* [ACTIVITY LIST]
1 - Copy the part of the Mozambique floods text that opens with "Five major rivers" and closes with "over a metre.", switching "higher ground" to "safer ground".
2 - Resume the account of the Mozambique floods from the point where it stops.

* [TEXT SHOWN]
Mozambique floods
Heavy rains hit southern and central Mozambique in January 2013, affecting over 150,000 people, flooding farmland and pastures, damaging houses, roads, drainage systems and electricity supplies.
Five major rivers in the region, including the Zambeze and Limpopo were precariously above their alert levels, and by the end of the month, the city of Chokwe in the Limpopo basin was completely submerged. At least 70,000 people fled to higher ground, as water levels in the city reached over a metre.
Many older people were forced to flee their homes due to flooding.
(c) Jose Mazozo
How older people are affected
Many up-river communities west of Chokwe were also cut off by the flooding, including several communities with older people's associations that work with our Affiliate, Vukoxa. The estimated number of older people affected by the emergency in Chokwe district alone is over 4,500.
Many older people in rural farming communities were isolated from services or external support and lost their crops and animals. These communities were provided with some food rations, such as rice and beans dropped from aircraft in the first weeks after the flood, until the water subsided and cars could reach them.

* [INFORMATION SUPPLIED]
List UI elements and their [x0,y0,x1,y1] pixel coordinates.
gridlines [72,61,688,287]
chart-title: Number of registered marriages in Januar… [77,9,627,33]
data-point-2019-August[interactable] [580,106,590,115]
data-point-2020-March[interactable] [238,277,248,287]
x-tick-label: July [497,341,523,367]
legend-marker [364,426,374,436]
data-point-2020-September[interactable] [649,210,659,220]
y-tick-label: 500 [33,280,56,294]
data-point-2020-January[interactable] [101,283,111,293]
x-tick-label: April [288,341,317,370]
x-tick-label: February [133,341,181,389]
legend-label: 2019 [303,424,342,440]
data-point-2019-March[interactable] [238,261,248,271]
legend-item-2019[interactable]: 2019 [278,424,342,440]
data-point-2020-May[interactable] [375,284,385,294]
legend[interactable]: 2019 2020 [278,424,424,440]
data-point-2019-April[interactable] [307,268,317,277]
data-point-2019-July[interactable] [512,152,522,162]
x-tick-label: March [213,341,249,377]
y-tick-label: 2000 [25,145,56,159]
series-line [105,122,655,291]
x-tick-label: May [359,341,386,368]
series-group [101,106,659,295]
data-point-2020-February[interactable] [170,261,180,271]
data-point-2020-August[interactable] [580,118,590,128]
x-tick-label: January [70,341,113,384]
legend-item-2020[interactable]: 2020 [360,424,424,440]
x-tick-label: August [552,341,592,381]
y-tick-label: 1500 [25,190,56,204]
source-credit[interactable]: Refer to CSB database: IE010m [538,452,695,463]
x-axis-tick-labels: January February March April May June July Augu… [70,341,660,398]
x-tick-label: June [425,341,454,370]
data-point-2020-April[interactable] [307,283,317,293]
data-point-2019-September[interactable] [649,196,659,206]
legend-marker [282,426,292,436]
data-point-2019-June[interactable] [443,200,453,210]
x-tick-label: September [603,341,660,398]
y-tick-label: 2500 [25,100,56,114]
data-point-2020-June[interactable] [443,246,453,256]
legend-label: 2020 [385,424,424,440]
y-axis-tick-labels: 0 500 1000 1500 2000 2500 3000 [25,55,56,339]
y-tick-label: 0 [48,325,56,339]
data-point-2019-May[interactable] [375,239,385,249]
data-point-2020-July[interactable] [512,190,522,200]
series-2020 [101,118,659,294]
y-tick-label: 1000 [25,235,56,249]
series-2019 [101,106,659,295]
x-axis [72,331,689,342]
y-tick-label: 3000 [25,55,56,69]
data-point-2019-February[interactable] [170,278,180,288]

* [SET OF ANSWERS]
1 -
Five major rivers in the region, including the Zambeze and Limpopo were precariously above their alert levels, and by the end of the month, the city of Chokwe in the Limpopo basin was completely submerged. At least 70,000 people fled to safer ground, as water levels in the city reached over a metre.

2 -
Older people in temporary accommodation centres were also extremely vulnerable due to overcrowding, lack of shelter, fresh water and sanitation and felt vulnerable to violence and theft. The water receded more quickly than when flooding happened in 2000, but left the city and surroundings covered in waste, full of mud and in danger of a cholera outbreak.
How we're helping
HelpAge worked with local Affiliate Vukoxa, to respond to the flooding in Chokwe district and to provide almost 3,000 older people with the practical support they needed:
- We conducted advocacy work to ensure older people and other vulnerable groups were included in the humanitarian response.
- We supported our Affiliate Vukoxa to carry out a full assessment of older people's immediate needs and to continually monitor their progress.
- Vukoxa volunteers in temporary accommodation centres and in isolated communities visited older people in their temporary homes and linked them up to available services such as healthcare.
- Older people were quickly provided with seeds and tools to plant again in the humid soils left by the floods and help them recover from having lost their crops and farmlands.
- 2,904 older people received practical and durable goods such as mosquito nets, blankets, water containers, solar torches and solar panels.
- Activists supported older people to access food distributed by other agencies and Vukoxa lobbied for older people to be prioritised in these distributions.
- 250 people attended an eye health campaign, of which at least 225 were older people.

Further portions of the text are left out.